FRAGMENTO DEL TEXTO –

* * * * * * *

Con su mujer Maria y con sus hijas, Noelia y Katia, ya en Camariñas

Impresiones

Aunque encontró en Francia una calidez inesperada, donde se percató que los bretones y los gallegos tienen una conexión automática, el camino español le dio una experiencia diferente. En tierras francesas, Manuel encontró una hospitalidad desbordante, albergues y hogares donde cada recibimiento era un abrazo, una cena compartida, un precio justo. Sin embargo, al llegar a España, encontró un camino que se percibía como negocio: muchos hosteleros más centrados en hacer dinero que en acoger al peregrino. Este contraste lo dejó perplejo, y no fue el único; cientos de peregrinos comparten su sentir, alarmados por cómo se ha perdido la esencia en la última etapa del Camino de Santiago. 

«Es duro ver que la esencia del Camino, esa búsqueda espiritual y humana, está siendo sofocada en ocasiones por el afán económico»  declaró Tajes

Esta realidad se convirtió en uno de los temas que más le impactó, como también el ver la presencia de «domingueros» que hacían solo los kilómetros necesarios para la compostelana, perdiendo el verdadero sentido de la ruta.

* * * * * * *

Datos de análisis del diseño de documentos:
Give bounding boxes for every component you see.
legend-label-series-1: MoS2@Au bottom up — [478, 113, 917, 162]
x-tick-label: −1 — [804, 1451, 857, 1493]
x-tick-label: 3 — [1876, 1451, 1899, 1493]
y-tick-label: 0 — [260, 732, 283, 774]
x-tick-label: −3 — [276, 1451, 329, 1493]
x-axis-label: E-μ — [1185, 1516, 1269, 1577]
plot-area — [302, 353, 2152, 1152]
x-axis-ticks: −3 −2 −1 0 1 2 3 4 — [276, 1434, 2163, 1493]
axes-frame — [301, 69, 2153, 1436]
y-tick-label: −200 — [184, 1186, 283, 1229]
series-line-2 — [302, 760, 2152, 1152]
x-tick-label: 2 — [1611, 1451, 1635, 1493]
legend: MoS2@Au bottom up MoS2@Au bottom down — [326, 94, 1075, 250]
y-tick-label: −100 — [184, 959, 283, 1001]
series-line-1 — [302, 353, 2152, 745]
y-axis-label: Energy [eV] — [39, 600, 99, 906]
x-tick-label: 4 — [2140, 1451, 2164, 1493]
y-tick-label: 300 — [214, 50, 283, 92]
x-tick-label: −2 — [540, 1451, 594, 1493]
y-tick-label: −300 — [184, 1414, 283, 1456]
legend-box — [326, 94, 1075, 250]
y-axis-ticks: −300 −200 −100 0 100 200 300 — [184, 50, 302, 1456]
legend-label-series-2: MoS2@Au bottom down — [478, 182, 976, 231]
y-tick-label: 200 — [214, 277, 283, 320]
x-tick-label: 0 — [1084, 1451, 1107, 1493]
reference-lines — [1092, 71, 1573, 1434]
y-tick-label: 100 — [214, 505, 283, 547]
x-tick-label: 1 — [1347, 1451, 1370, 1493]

* * * * * * *

EXPLORAR EL MATERIAL –
1. Copia literalmente el pasaje del texto sobre el Camino de Santiago que empieza en "Esta realidad se" y termina en "de la ruta.".
2. Prosigue el texto sobre el Camino de Santiago a partir de su última oración.

RESPUESTAS NUMERADAS –
1.
Esta realidad se convirtió en uno de los temas que más le impactó, como también el ver la presencia de «domingueros» que hacían solo los kilómetros necesarios para la compostelana, perdiendo el verdadero sentido de la ruta.

2.
En cada paso, Manuel llevaba consigo dos bastones, símbolos de sus raíces y su fortaleza. Uno de esos bastones pertenecía a su madre, con el que ella caminó en sus últimos días. Él lo llama «el bastón de la vida», porque representa la memoria de su madre y de los que ya no están. El otro bastón, comprado en el camino, le recuerda que también cuenta con su propia fuerza, la que le permitió llegar hasta Galicia.

Hoy, Manuel Tajes, con una mochila vacía, con menos peso físico y emocional, se encuentra en paz consigo mismo. Con el corazón abierto y una vida por delante en Galicia, entiende que este camino no fue solo una aventura, sino el puente hacia una nueva etapa. Porque, al final, el verdadero regreso no era a una geografía, sino a la esencia de su propio ser. Y hoy, en cada abrazo y en cada paso que le lleva de vuelta a Camariñas, Manuel vuelve a su tierra siendo otro hombre: ligero, libre y lleno de la fuerza que solo puede dar el reencuentro consigo mismo.